● **DATASET RECORDS**:
__________

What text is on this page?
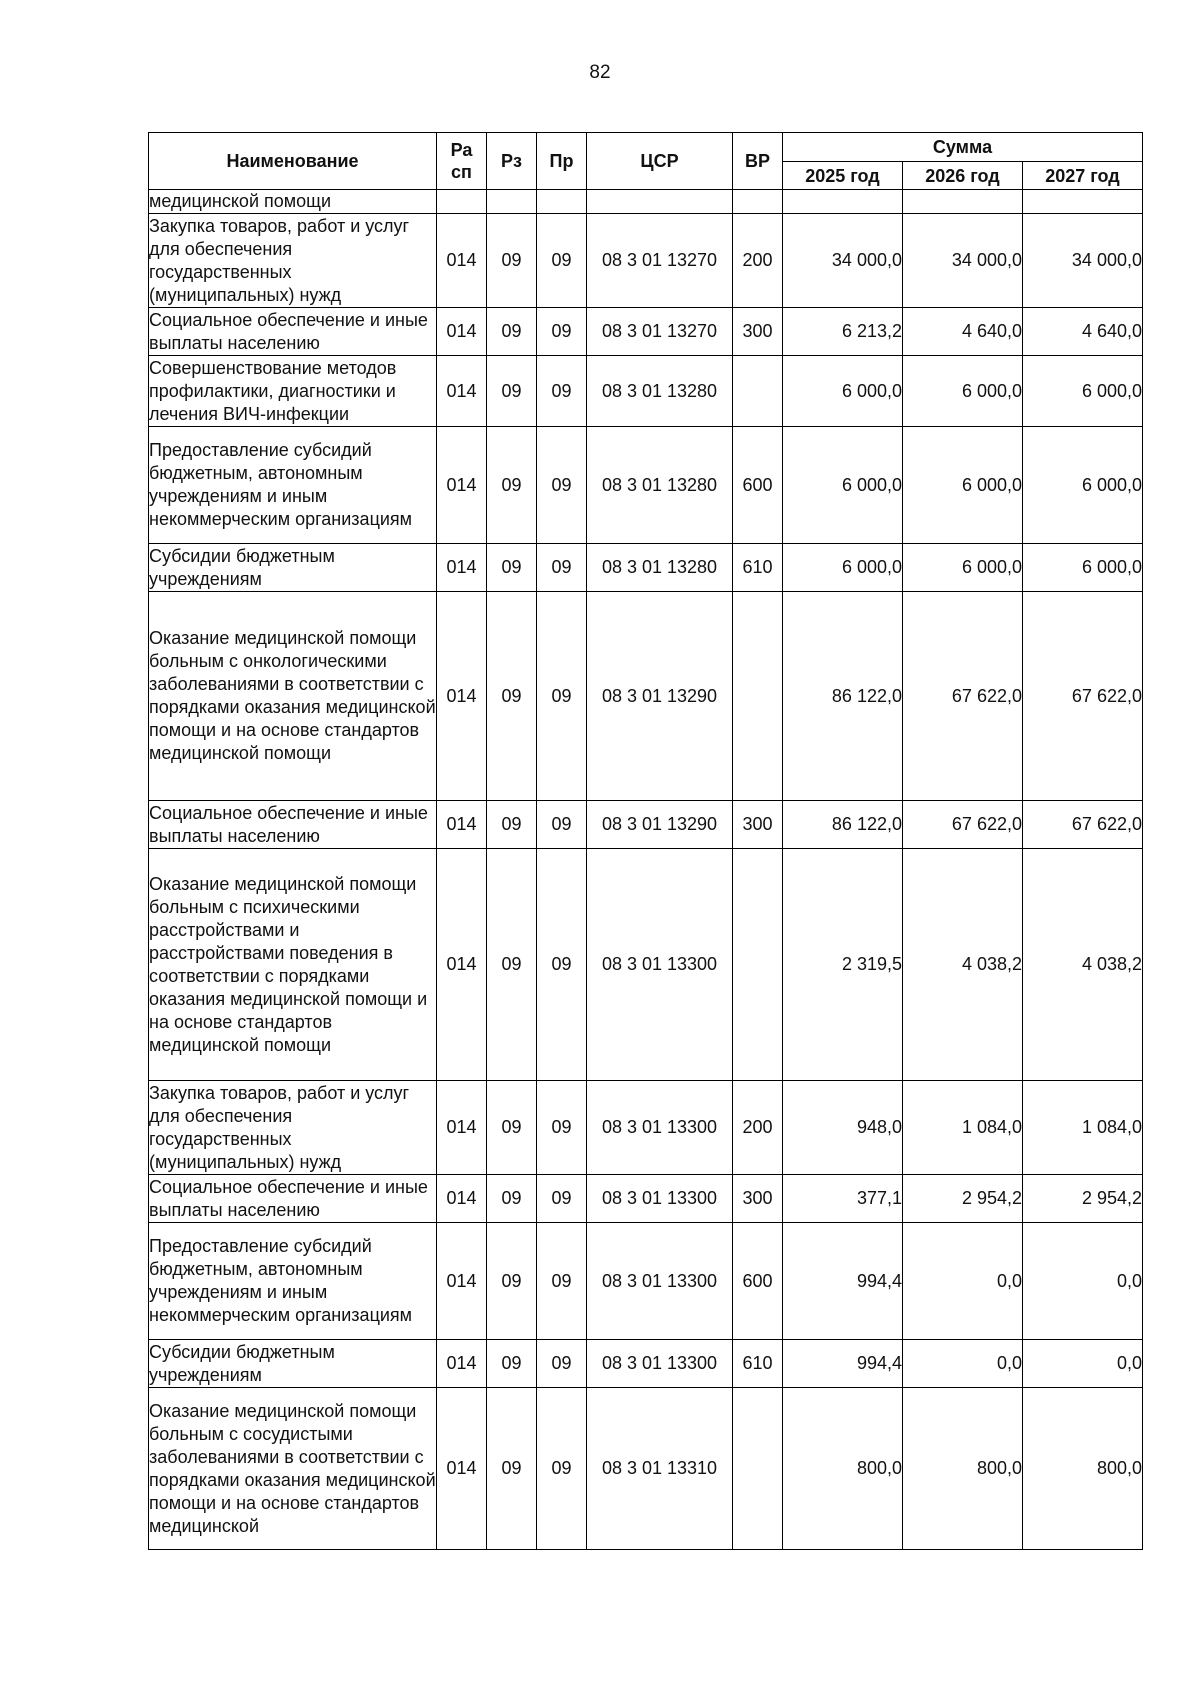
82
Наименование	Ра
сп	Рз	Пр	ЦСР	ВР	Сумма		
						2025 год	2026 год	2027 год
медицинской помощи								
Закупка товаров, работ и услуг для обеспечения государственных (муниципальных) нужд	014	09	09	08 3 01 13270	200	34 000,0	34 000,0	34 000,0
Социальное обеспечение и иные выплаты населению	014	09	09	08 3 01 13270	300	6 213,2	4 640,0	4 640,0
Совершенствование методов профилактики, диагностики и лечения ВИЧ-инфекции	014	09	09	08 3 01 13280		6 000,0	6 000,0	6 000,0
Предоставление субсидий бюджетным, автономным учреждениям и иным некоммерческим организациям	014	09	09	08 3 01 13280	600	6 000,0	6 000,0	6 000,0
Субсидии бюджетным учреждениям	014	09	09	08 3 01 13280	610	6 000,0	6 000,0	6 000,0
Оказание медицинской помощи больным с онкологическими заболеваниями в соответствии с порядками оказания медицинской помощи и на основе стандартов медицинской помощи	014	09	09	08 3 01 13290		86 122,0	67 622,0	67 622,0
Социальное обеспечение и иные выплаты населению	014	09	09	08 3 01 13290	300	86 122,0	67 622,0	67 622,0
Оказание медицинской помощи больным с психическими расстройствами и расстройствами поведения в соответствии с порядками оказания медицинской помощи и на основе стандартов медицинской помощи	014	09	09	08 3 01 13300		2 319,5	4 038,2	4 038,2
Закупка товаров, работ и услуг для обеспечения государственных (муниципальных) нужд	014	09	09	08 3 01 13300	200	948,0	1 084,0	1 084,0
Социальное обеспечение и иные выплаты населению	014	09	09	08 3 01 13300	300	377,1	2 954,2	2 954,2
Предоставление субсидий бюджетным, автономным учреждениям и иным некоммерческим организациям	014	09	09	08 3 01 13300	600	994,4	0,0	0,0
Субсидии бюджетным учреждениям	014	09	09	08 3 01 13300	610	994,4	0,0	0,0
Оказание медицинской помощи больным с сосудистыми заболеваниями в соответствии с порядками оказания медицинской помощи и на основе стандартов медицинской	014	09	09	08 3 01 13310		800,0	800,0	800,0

__________

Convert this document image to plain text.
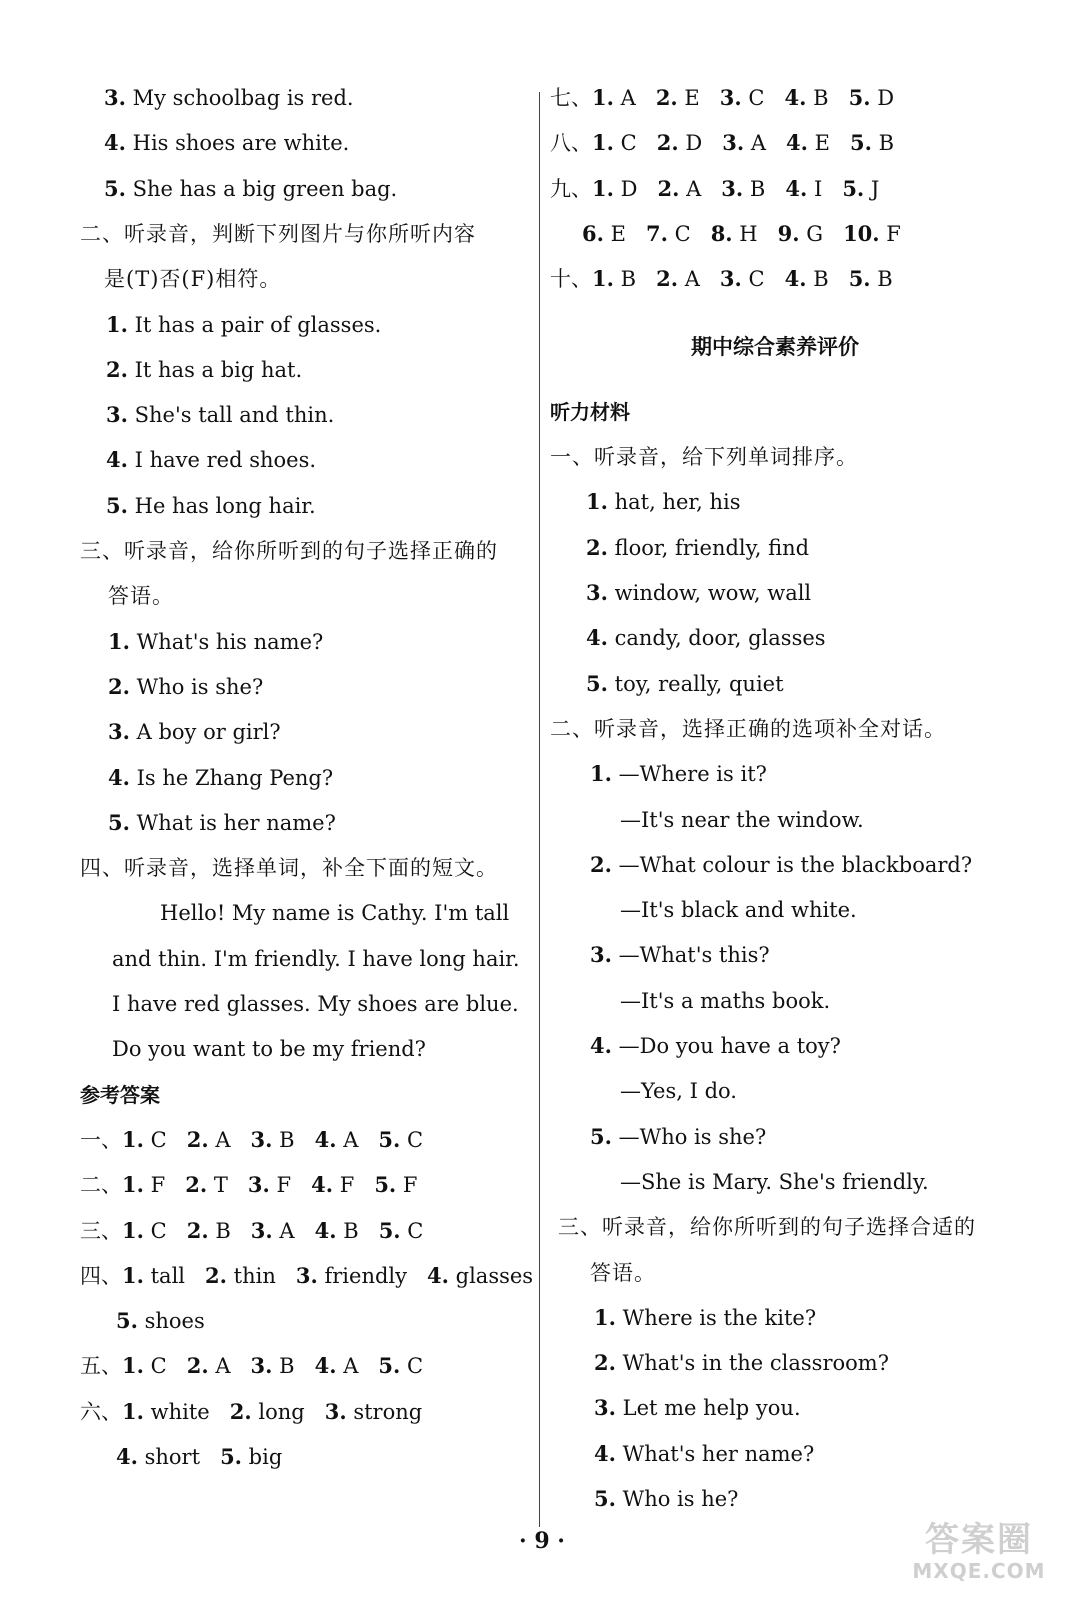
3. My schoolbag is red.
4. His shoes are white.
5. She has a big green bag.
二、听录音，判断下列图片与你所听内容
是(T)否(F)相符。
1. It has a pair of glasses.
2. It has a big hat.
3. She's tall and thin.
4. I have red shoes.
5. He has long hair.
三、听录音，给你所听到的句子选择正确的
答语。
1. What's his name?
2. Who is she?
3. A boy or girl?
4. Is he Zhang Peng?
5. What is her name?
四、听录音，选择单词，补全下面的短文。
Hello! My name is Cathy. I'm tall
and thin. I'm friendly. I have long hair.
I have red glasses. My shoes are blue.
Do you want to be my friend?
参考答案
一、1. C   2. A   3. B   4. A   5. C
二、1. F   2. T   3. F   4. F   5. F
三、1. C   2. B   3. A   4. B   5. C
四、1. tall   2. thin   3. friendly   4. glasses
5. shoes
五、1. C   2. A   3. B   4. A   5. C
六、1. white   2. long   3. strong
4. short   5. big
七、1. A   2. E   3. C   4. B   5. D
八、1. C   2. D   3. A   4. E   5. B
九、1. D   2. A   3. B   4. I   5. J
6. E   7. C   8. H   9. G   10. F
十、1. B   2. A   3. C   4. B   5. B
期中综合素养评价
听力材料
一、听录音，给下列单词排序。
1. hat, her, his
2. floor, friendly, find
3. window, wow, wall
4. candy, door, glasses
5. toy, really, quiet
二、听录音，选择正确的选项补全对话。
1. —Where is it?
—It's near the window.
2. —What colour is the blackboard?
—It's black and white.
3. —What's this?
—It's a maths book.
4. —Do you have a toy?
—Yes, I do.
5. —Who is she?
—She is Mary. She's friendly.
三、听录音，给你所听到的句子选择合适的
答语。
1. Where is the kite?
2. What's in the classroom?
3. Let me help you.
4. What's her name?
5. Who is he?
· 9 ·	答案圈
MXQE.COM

__________

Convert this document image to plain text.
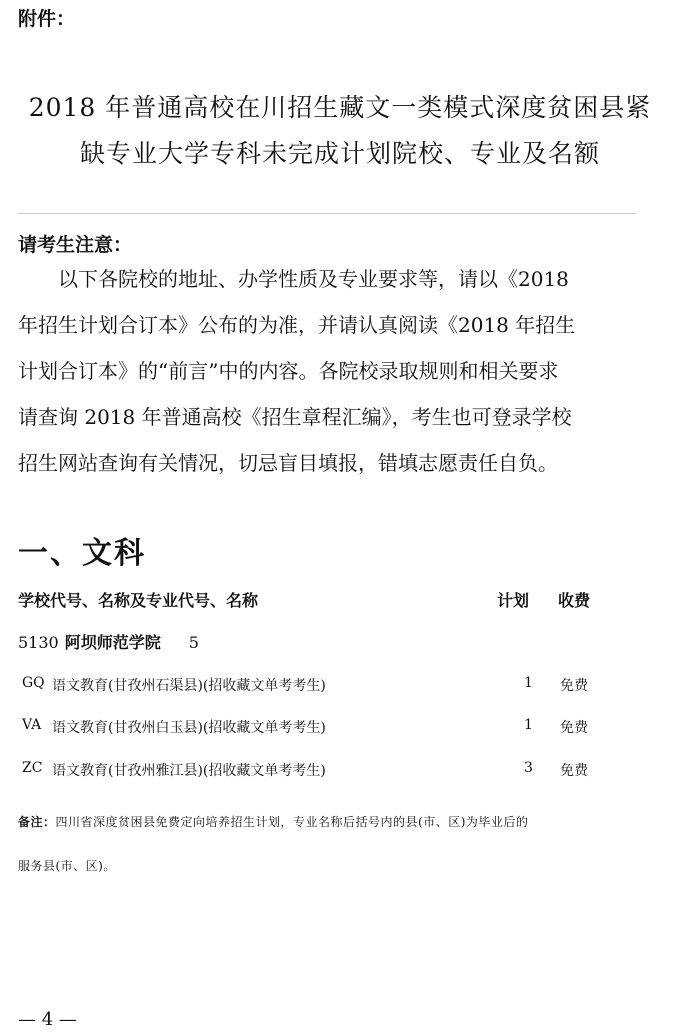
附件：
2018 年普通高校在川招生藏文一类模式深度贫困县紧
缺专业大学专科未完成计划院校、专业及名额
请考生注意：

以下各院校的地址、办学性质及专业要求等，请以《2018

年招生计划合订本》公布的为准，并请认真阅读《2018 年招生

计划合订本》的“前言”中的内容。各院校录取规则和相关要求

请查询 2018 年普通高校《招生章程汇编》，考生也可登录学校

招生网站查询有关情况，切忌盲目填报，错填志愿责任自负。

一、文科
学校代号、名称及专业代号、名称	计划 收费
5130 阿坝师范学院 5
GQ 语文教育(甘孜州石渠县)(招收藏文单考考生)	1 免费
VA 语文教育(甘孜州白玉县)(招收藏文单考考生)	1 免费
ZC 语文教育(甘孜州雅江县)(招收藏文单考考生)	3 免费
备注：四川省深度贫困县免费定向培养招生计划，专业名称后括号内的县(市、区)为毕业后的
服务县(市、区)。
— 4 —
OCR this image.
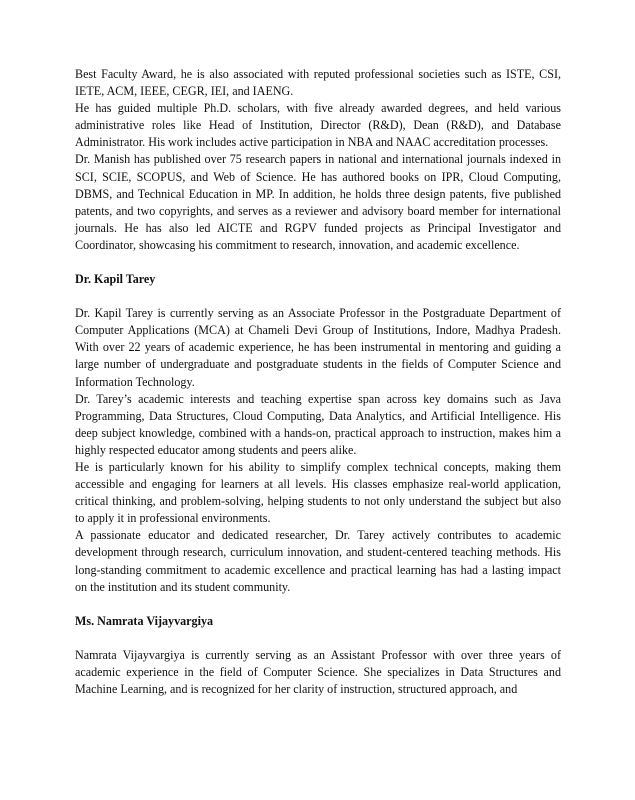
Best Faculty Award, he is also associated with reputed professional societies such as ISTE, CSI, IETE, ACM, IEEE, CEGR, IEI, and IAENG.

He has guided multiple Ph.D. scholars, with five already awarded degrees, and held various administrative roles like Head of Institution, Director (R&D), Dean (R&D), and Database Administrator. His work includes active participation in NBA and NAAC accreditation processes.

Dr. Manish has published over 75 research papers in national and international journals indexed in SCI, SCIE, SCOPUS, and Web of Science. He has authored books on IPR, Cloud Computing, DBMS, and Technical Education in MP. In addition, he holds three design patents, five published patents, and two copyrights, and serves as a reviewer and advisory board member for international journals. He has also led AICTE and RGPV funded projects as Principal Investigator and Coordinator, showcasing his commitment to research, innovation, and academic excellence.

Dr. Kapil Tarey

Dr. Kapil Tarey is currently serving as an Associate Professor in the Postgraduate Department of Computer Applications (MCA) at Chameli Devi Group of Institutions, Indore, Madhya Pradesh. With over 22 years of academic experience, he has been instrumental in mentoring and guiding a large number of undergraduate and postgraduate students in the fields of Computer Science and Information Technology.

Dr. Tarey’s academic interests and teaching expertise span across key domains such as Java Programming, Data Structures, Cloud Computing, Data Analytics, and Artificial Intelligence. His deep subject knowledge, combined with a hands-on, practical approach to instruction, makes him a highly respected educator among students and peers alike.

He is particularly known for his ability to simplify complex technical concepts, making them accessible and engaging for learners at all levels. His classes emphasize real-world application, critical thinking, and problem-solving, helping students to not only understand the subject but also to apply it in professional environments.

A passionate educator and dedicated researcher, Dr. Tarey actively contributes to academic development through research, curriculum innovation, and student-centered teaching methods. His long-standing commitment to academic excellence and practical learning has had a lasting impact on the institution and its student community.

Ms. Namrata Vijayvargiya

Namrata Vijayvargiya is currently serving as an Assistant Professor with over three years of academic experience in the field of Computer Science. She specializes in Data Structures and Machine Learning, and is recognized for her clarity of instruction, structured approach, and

__________

● **AIM OF THE TASK**: From the entries above, copy every line where the word "обеспечение" shows up.

● **THE RESULT**:
Социальное обеспечение и иные выплаты населению	014	09	09	08 3 01 13270	300	6 213,2	4 640,0	4 640,0
Социальное обеспечение и иные выплаты населению	014	09	09	08 3 01 13290	300	86 122,0	67 622,0	67 622,0
Социальное обеспечение и иные выплаты населению	014	09	09	08 3 01 13300	300	377,1	2 954,2	2 954,2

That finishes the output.